▶ **TASK TO COMPLETE**:
Look through the data below and say how many of its lines contain "JSON", adding nothing else.

**** RECORD EXCERPTS

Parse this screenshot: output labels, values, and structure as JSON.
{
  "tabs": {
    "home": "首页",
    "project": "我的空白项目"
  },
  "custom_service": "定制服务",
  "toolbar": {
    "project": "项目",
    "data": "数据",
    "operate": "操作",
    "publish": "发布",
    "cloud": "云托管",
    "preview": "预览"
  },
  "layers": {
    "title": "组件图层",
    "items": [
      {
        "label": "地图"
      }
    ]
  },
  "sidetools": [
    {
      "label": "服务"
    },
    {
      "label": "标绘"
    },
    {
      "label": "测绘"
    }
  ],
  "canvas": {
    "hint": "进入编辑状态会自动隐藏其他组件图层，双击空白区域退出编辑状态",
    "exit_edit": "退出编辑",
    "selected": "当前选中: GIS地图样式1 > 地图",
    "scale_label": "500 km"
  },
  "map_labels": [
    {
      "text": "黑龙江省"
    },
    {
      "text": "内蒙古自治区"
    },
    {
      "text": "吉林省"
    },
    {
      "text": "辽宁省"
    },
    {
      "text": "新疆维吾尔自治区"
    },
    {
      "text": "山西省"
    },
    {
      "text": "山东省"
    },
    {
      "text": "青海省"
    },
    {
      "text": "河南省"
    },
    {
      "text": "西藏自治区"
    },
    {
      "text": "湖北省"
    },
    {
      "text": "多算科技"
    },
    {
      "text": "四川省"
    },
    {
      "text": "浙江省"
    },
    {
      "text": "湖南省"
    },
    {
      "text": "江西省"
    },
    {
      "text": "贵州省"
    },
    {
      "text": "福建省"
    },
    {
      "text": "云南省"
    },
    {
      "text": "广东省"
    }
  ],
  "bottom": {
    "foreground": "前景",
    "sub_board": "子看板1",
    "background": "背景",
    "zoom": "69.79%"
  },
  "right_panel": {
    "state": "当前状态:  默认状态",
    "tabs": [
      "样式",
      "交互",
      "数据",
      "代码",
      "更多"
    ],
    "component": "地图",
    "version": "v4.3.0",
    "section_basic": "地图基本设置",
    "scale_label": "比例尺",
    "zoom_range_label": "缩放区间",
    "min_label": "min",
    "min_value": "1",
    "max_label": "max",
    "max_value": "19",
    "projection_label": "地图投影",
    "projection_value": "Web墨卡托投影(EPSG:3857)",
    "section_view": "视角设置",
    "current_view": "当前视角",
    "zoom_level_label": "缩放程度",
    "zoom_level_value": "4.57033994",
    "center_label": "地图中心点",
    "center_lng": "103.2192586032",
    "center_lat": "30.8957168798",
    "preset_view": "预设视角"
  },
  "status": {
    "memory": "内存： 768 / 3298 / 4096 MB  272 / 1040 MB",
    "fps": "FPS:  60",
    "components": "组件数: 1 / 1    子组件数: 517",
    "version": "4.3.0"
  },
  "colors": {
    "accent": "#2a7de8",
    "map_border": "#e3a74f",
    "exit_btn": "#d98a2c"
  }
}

********
**** RECORD EXCERPTS

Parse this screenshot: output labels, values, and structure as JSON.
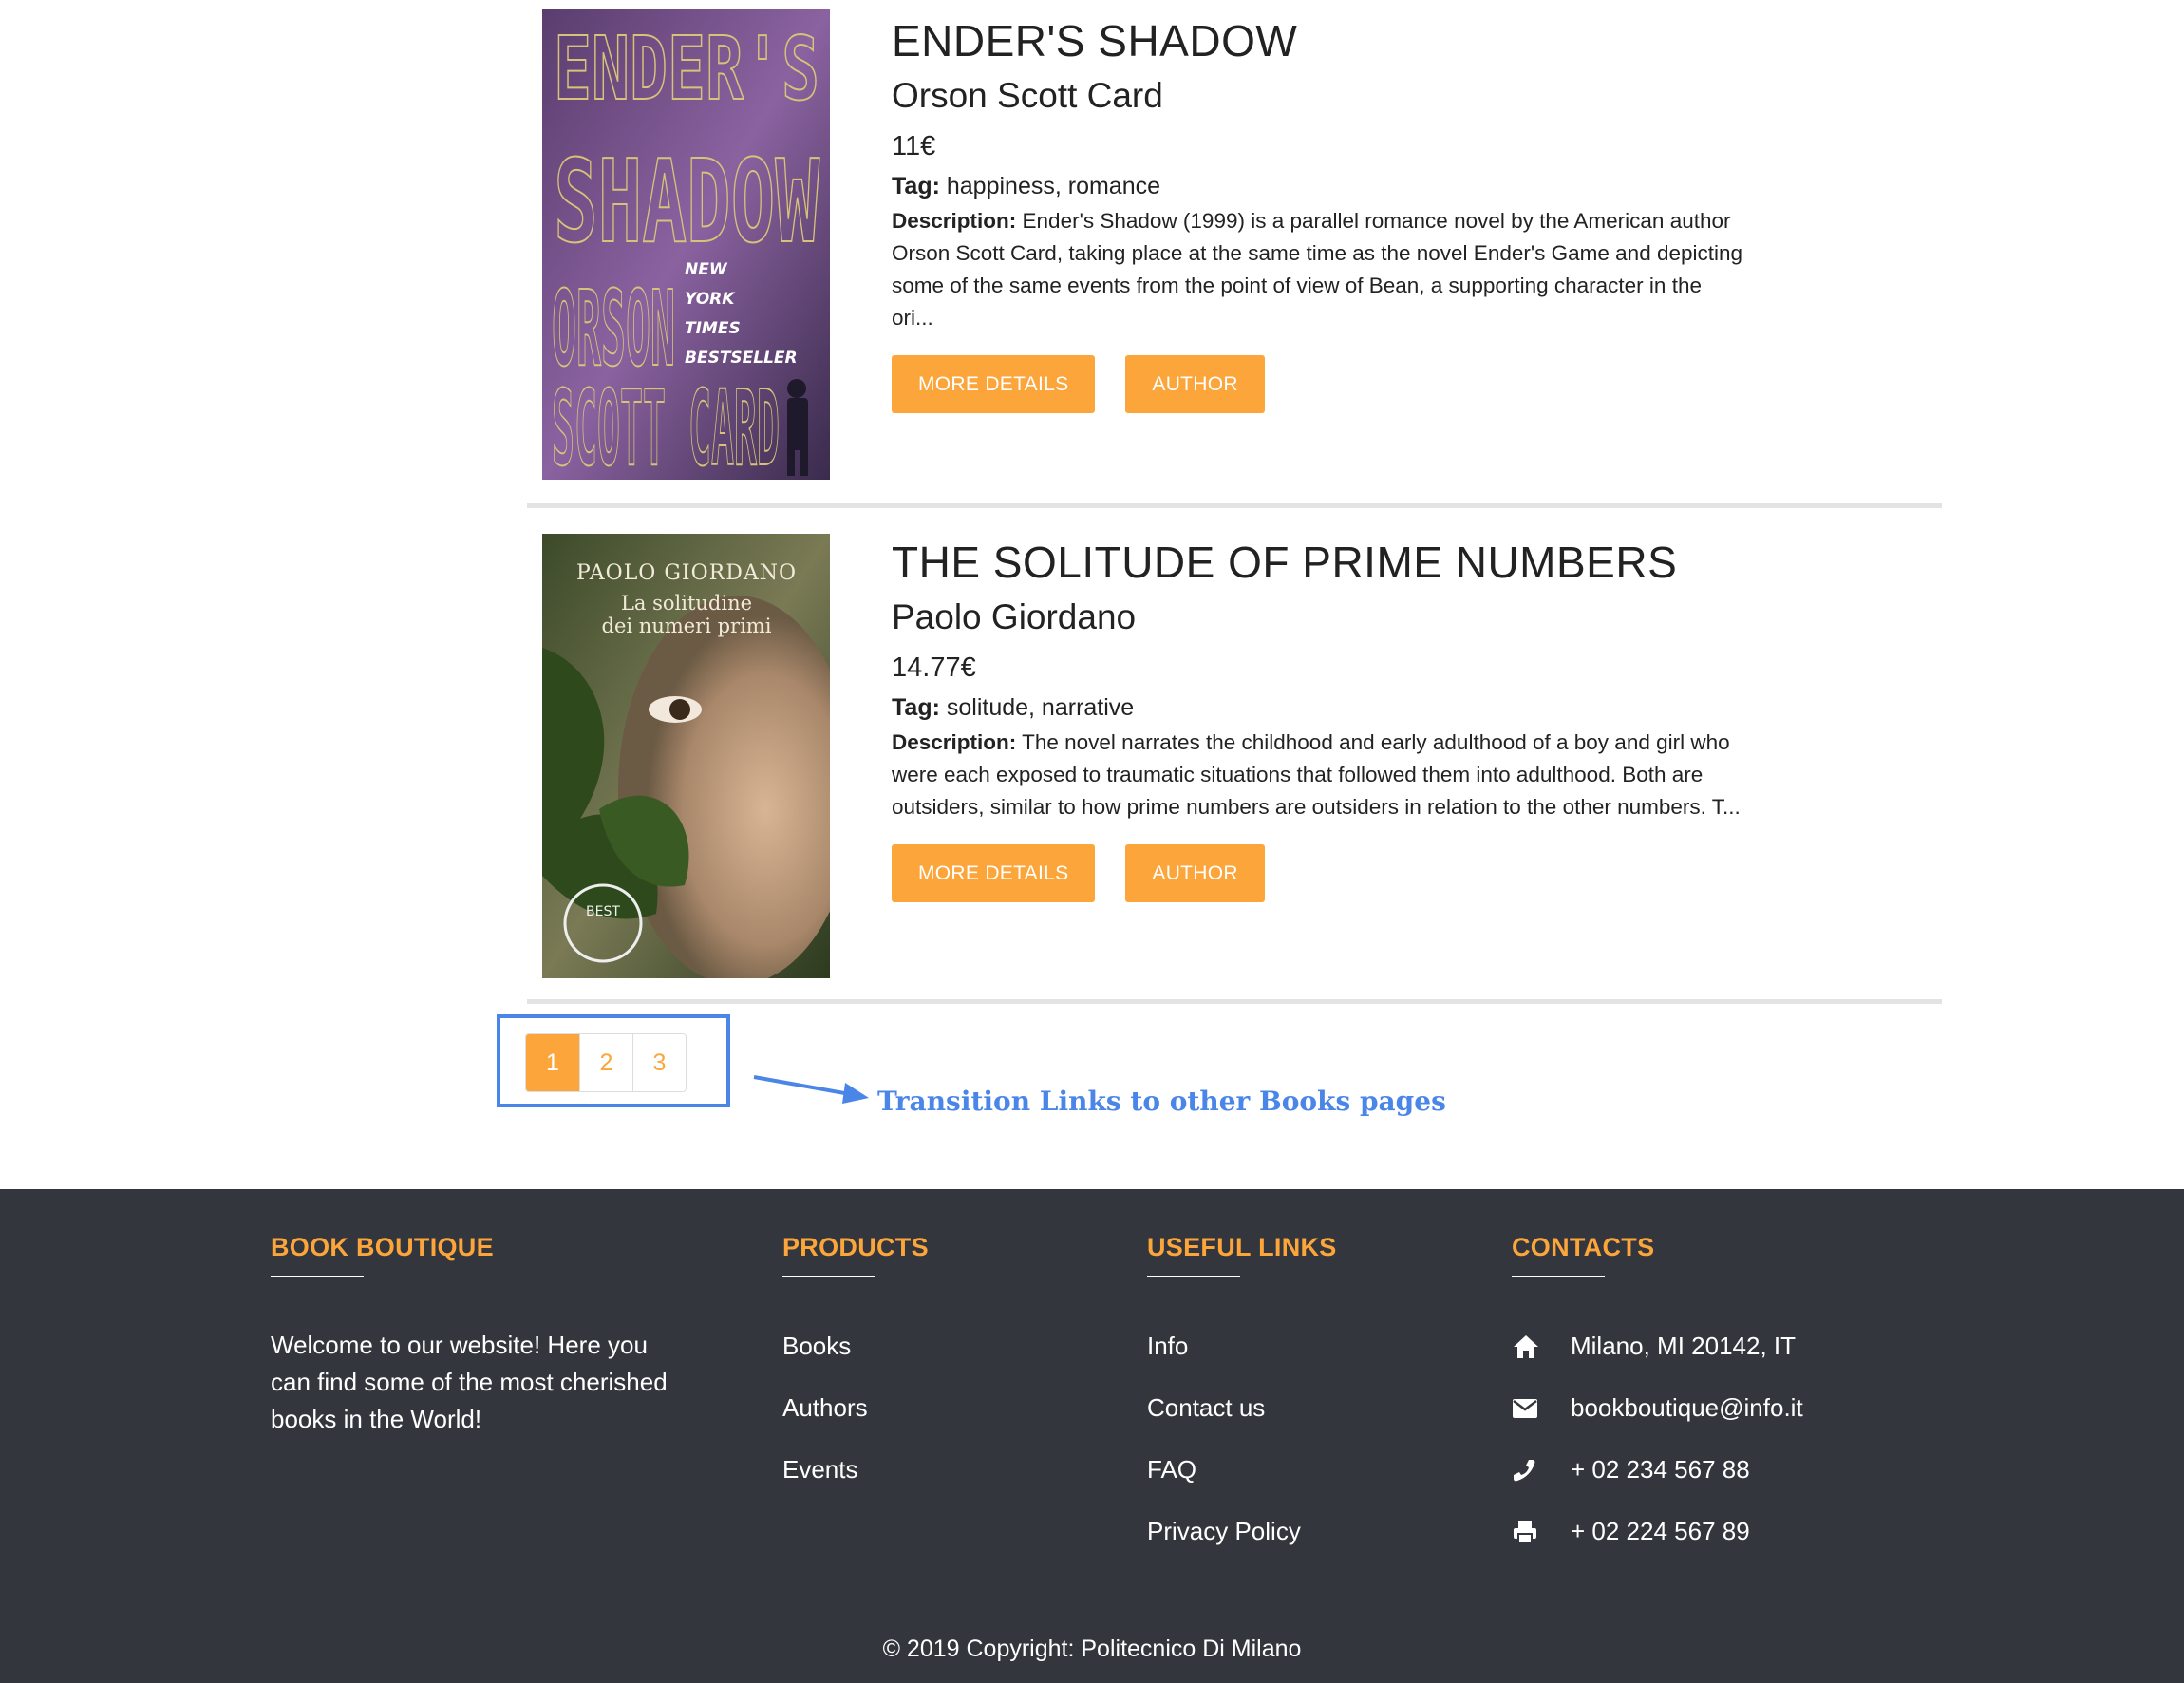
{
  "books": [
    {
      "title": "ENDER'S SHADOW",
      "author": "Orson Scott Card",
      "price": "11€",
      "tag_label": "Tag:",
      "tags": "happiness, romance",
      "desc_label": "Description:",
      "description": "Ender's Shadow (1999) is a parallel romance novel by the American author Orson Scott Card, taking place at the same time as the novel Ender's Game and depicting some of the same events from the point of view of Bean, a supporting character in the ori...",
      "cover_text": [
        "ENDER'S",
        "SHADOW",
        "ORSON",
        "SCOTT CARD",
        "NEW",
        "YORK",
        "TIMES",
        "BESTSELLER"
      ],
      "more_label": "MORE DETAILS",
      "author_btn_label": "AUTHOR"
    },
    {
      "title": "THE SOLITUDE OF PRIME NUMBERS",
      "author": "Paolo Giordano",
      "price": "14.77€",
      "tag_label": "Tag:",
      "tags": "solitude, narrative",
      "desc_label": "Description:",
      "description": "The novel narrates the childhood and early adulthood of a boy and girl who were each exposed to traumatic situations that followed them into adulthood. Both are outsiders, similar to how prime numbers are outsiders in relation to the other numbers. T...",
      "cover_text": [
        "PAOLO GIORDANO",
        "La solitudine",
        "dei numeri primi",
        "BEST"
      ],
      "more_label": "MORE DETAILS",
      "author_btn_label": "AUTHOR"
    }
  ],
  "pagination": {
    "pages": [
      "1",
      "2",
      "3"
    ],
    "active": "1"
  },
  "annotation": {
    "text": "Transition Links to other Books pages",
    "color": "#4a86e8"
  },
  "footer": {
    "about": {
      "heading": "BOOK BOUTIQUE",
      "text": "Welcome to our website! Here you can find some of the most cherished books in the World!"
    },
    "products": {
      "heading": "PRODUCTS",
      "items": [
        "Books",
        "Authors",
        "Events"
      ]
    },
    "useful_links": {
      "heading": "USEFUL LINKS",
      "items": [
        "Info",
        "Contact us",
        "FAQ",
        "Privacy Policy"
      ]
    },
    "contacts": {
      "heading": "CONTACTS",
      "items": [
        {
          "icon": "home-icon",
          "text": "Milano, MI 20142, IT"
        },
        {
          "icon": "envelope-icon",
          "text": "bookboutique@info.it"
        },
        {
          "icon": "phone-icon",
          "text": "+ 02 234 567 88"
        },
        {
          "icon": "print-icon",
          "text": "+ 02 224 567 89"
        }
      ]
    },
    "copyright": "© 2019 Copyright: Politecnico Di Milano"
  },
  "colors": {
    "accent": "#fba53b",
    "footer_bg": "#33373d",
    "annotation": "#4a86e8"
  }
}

********
**** RECORD EXCERPTS

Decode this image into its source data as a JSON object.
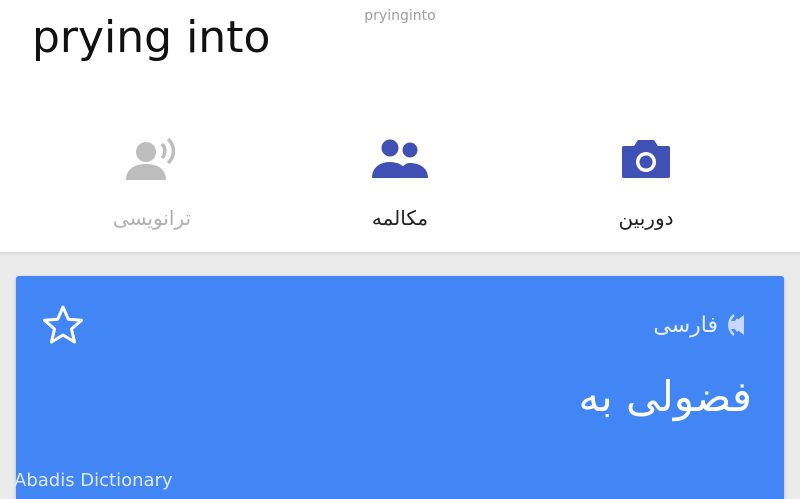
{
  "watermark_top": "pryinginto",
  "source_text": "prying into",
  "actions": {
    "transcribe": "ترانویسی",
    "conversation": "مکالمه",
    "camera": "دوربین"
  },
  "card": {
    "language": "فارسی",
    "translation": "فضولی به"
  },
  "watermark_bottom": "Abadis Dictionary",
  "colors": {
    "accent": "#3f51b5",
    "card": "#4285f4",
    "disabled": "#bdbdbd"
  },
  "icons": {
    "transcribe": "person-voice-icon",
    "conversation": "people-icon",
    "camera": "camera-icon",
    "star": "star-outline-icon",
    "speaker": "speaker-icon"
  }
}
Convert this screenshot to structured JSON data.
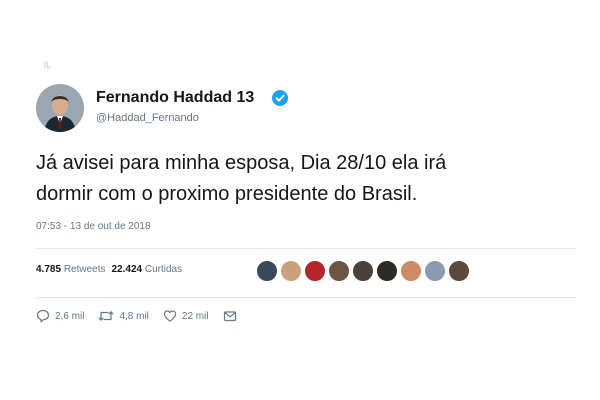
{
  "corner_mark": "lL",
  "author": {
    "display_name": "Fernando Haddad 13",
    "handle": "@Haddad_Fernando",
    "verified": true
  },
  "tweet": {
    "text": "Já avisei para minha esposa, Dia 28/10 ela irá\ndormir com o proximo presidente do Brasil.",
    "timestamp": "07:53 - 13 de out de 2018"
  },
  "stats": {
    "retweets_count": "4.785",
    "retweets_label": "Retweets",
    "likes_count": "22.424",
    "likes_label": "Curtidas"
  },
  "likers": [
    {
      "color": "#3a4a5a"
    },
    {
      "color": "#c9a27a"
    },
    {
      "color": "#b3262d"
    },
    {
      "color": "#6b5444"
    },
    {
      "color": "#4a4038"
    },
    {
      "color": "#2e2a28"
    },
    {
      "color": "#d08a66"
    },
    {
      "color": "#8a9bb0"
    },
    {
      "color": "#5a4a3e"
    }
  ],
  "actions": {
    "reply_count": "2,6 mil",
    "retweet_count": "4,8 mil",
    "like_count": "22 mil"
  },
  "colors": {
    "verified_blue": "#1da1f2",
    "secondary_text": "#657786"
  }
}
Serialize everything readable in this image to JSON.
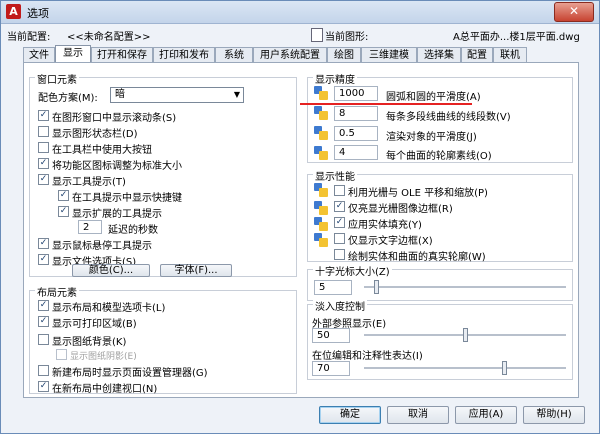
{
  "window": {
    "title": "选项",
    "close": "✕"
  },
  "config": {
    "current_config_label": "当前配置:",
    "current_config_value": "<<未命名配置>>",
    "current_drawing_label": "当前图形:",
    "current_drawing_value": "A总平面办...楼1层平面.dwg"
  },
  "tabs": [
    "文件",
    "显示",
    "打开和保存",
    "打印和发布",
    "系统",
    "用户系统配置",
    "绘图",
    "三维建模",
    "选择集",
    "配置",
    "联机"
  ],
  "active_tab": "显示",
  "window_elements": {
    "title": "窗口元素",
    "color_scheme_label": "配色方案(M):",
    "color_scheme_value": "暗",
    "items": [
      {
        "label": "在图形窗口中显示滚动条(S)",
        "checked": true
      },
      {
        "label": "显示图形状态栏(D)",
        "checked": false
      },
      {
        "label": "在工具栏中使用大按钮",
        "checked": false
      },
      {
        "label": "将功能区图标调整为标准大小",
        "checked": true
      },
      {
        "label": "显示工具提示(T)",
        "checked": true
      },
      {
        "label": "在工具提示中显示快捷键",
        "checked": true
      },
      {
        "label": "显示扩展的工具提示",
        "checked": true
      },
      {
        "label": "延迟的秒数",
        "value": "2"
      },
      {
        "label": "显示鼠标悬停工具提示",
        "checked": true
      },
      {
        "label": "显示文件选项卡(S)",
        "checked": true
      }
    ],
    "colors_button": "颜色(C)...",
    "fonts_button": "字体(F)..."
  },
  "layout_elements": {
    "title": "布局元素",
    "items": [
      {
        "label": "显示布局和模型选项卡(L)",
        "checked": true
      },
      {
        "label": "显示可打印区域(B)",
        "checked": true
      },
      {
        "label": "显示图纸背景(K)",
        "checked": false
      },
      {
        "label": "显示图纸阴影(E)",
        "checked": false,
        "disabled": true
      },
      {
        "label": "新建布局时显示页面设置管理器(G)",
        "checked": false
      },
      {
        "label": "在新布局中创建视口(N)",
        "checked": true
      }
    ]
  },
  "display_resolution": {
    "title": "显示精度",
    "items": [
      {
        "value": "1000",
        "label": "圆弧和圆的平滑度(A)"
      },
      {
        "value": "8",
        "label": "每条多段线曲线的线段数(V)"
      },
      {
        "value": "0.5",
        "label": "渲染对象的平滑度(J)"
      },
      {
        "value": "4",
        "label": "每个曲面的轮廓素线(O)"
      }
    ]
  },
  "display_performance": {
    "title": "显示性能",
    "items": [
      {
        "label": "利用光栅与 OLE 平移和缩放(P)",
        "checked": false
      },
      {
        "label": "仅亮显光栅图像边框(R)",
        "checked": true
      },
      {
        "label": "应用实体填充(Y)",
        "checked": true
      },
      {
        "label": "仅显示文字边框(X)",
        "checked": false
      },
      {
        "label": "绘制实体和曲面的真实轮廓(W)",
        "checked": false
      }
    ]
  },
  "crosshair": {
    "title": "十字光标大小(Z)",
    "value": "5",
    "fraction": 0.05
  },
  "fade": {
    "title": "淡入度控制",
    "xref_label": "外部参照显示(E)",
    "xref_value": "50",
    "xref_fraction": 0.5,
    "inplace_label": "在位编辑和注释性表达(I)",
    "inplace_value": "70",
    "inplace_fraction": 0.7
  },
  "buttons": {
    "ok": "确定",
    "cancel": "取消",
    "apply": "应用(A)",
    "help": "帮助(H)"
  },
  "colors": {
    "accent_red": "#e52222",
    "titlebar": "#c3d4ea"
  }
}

********

▶ **SOLUTION**:
5